>>>>
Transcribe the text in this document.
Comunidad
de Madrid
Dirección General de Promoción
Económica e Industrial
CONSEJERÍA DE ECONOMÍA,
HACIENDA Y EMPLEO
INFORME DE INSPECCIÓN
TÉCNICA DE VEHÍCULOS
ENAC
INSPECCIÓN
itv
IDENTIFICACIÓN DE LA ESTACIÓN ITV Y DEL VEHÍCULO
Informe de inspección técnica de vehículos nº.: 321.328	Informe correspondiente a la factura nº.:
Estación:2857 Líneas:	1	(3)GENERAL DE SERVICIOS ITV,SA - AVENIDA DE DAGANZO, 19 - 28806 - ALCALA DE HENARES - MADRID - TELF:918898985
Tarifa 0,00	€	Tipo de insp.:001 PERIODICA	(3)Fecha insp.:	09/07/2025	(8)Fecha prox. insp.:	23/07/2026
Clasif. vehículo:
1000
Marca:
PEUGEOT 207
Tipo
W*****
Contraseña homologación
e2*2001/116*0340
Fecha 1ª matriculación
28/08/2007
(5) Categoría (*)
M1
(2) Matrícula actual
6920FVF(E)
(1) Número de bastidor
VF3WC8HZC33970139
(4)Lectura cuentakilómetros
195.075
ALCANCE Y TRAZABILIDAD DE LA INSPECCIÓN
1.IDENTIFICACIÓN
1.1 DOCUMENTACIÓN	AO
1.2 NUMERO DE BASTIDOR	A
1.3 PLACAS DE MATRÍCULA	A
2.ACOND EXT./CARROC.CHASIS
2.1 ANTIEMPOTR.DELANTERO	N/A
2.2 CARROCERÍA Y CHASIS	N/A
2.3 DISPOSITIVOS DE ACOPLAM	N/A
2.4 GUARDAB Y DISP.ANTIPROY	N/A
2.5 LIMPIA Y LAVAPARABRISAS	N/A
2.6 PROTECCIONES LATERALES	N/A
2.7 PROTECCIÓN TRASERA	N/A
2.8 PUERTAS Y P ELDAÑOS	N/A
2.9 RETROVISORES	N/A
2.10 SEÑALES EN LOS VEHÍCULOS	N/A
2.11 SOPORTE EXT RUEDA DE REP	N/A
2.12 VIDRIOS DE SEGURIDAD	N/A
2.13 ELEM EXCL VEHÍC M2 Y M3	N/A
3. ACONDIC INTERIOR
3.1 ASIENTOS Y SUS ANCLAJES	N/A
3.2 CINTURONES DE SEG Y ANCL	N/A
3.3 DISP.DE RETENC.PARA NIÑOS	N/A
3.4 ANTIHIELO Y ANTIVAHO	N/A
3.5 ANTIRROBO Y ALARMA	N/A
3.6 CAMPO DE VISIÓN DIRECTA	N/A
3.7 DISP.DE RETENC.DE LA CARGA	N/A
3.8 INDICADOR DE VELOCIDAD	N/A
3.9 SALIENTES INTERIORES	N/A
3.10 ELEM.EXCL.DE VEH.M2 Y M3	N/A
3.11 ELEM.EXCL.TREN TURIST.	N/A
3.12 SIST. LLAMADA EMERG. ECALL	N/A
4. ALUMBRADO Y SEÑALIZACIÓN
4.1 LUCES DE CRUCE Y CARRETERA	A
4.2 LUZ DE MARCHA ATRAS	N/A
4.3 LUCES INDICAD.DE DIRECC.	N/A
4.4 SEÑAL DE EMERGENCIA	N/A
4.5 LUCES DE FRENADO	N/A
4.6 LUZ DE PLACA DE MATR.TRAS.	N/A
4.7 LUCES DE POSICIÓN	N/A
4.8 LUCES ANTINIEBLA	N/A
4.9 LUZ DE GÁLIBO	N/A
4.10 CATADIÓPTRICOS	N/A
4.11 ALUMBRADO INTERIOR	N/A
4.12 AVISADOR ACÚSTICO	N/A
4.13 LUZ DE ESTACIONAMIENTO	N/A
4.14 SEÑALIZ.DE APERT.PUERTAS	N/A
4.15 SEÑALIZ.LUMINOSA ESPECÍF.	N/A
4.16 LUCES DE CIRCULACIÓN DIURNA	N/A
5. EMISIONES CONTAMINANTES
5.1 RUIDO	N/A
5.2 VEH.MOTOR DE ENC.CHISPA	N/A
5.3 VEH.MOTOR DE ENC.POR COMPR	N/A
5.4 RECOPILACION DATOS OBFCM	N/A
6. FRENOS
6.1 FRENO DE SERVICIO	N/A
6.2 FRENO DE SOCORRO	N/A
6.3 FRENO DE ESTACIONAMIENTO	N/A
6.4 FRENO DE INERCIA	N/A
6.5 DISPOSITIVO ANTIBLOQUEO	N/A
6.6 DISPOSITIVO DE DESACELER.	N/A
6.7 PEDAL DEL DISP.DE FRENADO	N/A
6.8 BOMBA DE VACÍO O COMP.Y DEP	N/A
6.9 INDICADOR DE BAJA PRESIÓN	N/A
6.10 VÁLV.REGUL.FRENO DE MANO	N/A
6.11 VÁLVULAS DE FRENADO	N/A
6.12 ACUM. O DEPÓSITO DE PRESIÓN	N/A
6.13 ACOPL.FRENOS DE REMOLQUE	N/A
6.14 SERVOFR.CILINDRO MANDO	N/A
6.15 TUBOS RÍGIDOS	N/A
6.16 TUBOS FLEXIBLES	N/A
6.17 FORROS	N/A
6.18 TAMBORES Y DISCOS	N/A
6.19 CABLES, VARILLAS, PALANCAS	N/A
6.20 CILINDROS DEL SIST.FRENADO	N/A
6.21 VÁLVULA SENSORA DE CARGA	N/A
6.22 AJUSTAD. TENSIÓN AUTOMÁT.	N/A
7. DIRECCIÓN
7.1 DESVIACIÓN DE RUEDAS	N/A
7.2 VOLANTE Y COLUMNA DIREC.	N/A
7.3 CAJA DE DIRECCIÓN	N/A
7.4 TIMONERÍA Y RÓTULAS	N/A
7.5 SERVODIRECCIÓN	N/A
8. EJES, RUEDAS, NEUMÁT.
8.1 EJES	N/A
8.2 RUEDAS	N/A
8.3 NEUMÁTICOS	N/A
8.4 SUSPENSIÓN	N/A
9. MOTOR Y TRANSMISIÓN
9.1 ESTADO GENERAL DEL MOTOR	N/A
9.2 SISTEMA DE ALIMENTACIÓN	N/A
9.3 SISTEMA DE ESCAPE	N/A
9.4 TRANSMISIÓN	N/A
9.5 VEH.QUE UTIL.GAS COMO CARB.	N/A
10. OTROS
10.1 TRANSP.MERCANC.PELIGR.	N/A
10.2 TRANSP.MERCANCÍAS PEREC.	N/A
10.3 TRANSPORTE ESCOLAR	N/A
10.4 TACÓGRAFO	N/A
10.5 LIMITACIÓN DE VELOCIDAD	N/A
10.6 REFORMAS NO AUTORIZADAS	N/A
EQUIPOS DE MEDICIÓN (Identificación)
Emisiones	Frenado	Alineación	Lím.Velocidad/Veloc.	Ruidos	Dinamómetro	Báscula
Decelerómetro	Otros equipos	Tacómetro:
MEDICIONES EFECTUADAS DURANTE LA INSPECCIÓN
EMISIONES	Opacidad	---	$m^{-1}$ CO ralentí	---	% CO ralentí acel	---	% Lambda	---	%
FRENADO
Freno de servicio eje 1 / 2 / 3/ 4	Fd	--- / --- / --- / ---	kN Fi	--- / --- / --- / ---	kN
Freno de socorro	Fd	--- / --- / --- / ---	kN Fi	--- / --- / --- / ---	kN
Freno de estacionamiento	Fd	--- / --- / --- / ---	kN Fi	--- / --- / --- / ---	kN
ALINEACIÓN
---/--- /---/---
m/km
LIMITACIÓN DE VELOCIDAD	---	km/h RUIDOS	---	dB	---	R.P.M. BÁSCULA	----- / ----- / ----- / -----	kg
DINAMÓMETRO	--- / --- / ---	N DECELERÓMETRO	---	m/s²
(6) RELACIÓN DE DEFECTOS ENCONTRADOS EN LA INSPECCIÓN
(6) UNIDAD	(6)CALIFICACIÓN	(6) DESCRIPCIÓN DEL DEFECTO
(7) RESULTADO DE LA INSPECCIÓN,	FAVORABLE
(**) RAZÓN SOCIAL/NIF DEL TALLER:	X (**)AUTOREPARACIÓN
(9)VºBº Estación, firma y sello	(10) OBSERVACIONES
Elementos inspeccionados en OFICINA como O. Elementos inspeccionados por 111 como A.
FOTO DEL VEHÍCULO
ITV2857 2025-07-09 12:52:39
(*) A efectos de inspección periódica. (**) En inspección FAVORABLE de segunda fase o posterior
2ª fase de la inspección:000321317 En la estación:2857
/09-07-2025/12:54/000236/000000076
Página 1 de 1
<<<<
- **The problem**: Return every line containing "LUCES".

- **Reply to the exercise**:
4.1 LUCES DE CRUCE Y CARRETERA	A
4.3 LUCES INDICAD.DE DIRECC.	N/A
4.5 LUCES DE FRENADO	N/A
4.7 LUCES DE POSICIÓN	N/A
4.8 LUCES ANTINIEBLA	N/A
4.16 LUCES DE CIRCULACIÓN DIURNA	N/A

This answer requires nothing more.